## WHAT YOU ARE ASKED TO DO
Reproduce each record below exactly as written.

Records from a data collection

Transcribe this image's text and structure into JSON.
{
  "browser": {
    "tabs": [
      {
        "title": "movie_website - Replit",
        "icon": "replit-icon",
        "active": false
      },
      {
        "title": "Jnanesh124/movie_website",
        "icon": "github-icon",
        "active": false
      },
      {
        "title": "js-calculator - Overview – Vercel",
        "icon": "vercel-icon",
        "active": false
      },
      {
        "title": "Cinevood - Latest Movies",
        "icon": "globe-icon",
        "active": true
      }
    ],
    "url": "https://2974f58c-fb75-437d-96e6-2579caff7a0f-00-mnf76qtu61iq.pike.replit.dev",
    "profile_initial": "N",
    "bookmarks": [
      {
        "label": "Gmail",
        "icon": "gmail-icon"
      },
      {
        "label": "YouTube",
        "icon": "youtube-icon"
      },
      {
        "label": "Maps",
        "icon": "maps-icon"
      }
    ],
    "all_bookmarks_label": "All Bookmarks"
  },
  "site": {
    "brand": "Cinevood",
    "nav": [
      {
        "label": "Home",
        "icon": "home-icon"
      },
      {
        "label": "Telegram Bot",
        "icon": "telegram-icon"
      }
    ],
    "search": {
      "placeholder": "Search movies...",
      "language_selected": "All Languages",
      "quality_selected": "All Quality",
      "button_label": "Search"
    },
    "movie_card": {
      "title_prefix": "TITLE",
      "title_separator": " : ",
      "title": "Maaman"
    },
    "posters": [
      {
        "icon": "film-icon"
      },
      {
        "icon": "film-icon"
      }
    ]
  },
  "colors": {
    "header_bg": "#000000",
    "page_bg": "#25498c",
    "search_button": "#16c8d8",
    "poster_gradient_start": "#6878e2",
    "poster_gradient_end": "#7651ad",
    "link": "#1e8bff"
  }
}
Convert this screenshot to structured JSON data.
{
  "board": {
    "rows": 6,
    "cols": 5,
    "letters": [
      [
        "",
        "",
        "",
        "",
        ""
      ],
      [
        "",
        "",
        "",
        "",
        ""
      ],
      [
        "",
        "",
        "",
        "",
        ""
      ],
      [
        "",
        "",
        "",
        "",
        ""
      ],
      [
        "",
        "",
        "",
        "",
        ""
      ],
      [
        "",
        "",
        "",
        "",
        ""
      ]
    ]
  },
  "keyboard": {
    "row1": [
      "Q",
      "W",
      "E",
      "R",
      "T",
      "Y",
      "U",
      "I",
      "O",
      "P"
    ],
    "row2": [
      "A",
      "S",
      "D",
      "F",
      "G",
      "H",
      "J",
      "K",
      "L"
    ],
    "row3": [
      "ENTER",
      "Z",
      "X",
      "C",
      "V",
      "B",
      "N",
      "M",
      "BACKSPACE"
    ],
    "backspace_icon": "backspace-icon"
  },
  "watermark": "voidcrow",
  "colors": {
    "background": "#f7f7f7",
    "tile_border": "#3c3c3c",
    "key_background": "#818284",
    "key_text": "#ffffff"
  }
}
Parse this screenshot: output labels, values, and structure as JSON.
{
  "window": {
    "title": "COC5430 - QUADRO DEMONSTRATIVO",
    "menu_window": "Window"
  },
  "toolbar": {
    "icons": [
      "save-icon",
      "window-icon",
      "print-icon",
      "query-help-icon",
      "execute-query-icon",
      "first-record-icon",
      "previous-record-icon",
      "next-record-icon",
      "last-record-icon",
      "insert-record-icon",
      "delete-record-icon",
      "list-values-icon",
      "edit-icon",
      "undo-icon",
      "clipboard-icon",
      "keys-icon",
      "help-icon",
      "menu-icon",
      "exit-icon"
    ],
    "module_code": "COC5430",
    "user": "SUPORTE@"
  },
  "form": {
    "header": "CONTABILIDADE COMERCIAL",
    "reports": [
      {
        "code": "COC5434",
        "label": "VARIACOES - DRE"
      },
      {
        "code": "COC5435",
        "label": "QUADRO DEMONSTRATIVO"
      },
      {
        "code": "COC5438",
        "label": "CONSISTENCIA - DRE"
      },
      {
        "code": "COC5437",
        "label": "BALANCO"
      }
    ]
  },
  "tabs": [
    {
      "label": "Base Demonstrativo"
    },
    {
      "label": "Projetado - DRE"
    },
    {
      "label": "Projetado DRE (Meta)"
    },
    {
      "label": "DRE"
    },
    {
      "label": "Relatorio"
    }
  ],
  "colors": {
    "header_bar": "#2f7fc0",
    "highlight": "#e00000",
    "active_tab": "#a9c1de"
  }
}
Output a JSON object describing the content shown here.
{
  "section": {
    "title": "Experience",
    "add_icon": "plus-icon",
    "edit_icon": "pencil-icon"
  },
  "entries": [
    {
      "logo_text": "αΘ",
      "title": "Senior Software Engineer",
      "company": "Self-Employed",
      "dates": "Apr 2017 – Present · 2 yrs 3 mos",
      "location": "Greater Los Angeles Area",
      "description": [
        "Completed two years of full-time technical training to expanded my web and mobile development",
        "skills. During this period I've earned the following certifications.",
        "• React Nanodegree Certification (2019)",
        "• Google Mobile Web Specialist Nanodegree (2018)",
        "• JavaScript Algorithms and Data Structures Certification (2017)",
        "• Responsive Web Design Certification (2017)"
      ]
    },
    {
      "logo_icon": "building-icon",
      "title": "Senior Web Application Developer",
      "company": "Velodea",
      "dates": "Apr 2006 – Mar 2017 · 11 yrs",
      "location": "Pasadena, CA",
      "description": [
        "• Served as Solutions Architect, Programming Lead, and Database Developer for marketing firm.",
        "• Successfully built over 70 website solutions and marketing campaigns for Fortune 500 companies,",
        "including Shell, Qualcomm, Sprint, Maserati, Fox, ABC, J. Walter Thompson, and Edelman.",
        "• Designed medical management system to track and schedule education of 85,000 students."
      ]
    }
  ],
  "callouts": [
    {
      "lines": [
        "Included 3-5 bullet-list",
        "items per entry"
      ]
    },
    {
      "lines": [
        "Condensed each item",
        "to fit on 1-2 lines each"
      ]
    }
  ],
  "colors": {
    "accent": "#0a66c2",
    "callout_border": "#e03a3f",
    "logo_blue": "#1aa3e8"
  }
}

## THE SOLUTION
Transcribe this image's text and structure into JSON.
{
  "browser": {
    "tabs": [
      {
        "title": "movie_website - Replit",
        "icon": "replit-icon",
        "active": false
      },
      {
        "title": "Jnanesh124/movie_website",
        "icon": "github-icon",
        "active": false
      },
      {
        "title": "js-calculator - Overview – Vercel",
        "icon": "vercel-icon",
        "active": false
      },
      {
        "title": "Cinevood - Latest Movies",
        "icon": "globe-icon",
        "active": true
      }
    ],
    "url": "https://2974f58c-fb75-437d-96e6-2579caff7a0f-00-mnf76qtu61iq.pike.replit.dev",
    "profile_initial": "N",
    "bookmarks": [
      {
        "label": "Gmail",
        "icon": "gmail-icon"
      },
      {
        "label": "YouTube",
        "icon": "youtube-icon"
      },
      {
        "label": "Maps",
        "icon": "maps-icon"
      }
    ],
    "all_bookmarks_label": "All Bookmarks"
  },
  "site": {
    "brand": "Cinevood",
    "nav": [
      {
        "label": "Home",
        "icon": "home-icon"
      },
      {
        "label": "Telegram Bot",
        "icon": "telegram-icon"
      }
    ],
    "search": {
      "placeholder": "Search movies...",
      "language_selected": "All Languages",
      "quality_selected": "All Quality",
      "button_label": "Search"
    },
    "movie_card": {
      "title_prefix": "TITLE",
      "title_separator": " : ",
      "title": "Maaman"
    },
    "posters": [
      {
        "icon": "film-icon"
      },
      {
        "icon": "film-icon"
      }
    ]
  },
  "colors": {
    "header_bg": "#000000",
    "page_bg": "#25498c",
    "search_button": "#16c8d8",
    "poster_gradient_start": "#6878e2",
    "poster_gradient_end": "#7651ad",
    "link": "#1e8bff"
  }
}
Convert this screenshot to structured JSON data.
{
  "board": {
    "rows": 6,
    "cols": 5,
    "letters": [
      [
        "",
        "",
        "",
        "",
        ""
      ],
      [
        "",
        "",
        "",
        "",
        ""
      ],
      [
        "",
        "",
        "",
        "",
        ""
      ],
      [
        "",
        "",
        "",
        "",
        ""
      ],
      [
        "",
        "",
        "",
        "",
        ""
      ],
      [
        "",
        "",
        "",
        "",
        ""
      ]
    ]
  },
  "keyboard": {
    "row1": [
      "Q",
      "W",
      "E",
      "R",
      "T",
      "Y",
      "U",
      "I",
      "O",
      "P"
    ],
    "row2": [
      "A",
      "S",
      "D",
      "F",
      "G",
      "H",
      "J",
      "K",
      "L"
    ],
    "row3": [
      "ENTER",
      "Z",
      "X",
      "C",
      "V",
      "B",
      "N",
      "M",
      "BACKSPACE"
    ],
    "backspace_icon": "backspace-icon"
  },
  "watermark": "voidcrow",
  "colors": {
    "background": "#f7f7f7",
    "tile_border": "#3c3c3c",
    "key_background": "#818284",
    "key_text": "#ffffff"
  }
}
Parse this screenshot: output labels, values, and structure as JSON.
{
  "window": {
    "title": "COC5430 - QUADRO DEMONSTRATIVO",
    "menu_window": "Window"
  },
  "toolbar": {
    "icons": [
      "save-icon",
      "window-icon",
      "print-icon",
      "query-help-icon",
      "execute-query-icon",
      "first-record-icon",
      "previous-record-icon",
      "next-record-icon",
      "last-record-icon",
      "insert-record-icon",
      "delete-record-icon",
      "list-values-icon",
      "edit-icon",
      "undo-icon",
      "clipboard-icon",
      "keys-icon",
      "help-icon",
      "menu-icon",
      "exit-icon"
    ],
    "module_code": "COC5430",
    "user": "SUPORTE@"
  },
  "form": {
    "header": "CONTABILIDADE COMERCIAL",
    "reports": [
      {
        "code": "COC5434",
        "label": "VARIACOES - DRE"
      },
      {
        "code": "COC5435",
        "label": "QUADRO DEMONSTRATIVO"
      },
      {
        "code": "COC5438",
        "label": "CONSISTENCIA - DRE"
      },
      {
        "code": "COC5437",
        "label": "BALANCO"
      }
    ]
  },
  "tabs": [
    {
      "label": "Base Demonstrativo"
    },
    {
      "label": "Projetado - DRE"
    },
    {
      "label": "Projetado DRE (Meta)"
    },
    {
      "label": "DRE"
    },
    {
      "label": "Relatorio"
    }
  ],
  "colors": {
    "header_bar": "#2f7fc0",
    "highlight": "#e00000",
    "active_tab": "#a9c1de"
  }
}
Output a JSON object describing the content shown here.
{
  "section": {
    "title": "Experience",
    "add_icon": "plus-icon",
    "edit_icon": "pencil-icon"
  },
  "entries": [
    {
      "logo_text": "αΘ",
      "title": "Senior Software Engineer",
      "company": "Self-Employed",
      "dates": "Apr 2017 – Present · 2 yrs 3 mos",
      "location": "Greater Los Angeles Area",
      "description": [
        "Completed two years of full-time technical training to expanded my web and mobile development",
        "skills. During this period I've earned the following certifications.",
        "• React Nanodegree Certification (2019)",
        "• Google Mobile Web Specialist Nanodegree (2018)",
        "• JavaScript Algorithms and Data Structures Certification (2017)",
        "• Responsive Web Design Certification (2017)"
      ]
    },
    {
      "logo_icon": "building-icon",
      "title": "Senior Web Application Developer",
      "company": "Velodea",
      "dates": "Apr 2006 – Mar 2017 · 11 yrs",
      "location": "Pasadena, CA",
      "description": [
        "• Served as Solutions Architect, Programming Lead, and Database Developer for marketing firm.",
        "• Successfully built over 70 website solutions and marketing campaigns for Fortune 500 companies,",
        "including Shell, Qualcomm, Sprint, Maserati, Fox, ABC, J. Walter Thompson, and Edelman.",
        "• Designed medical management system to track and schedule education of 85,000 students."
      ]
    }
  ],
  "callouts": [
    {
      "lines": [
        "Included 3-5 bullet-list",
        "items per entry"
      ]
    },
    {
      "lines": [
        "Condensed each item",
        "to fit on 1-2 lines each"
      ]
    }
  ],
  "colors": {
    "accent": "#0a66c2",
    "callout_border": "#e03a3f",
    "logo_blue": "#1aa3e8"
  }
}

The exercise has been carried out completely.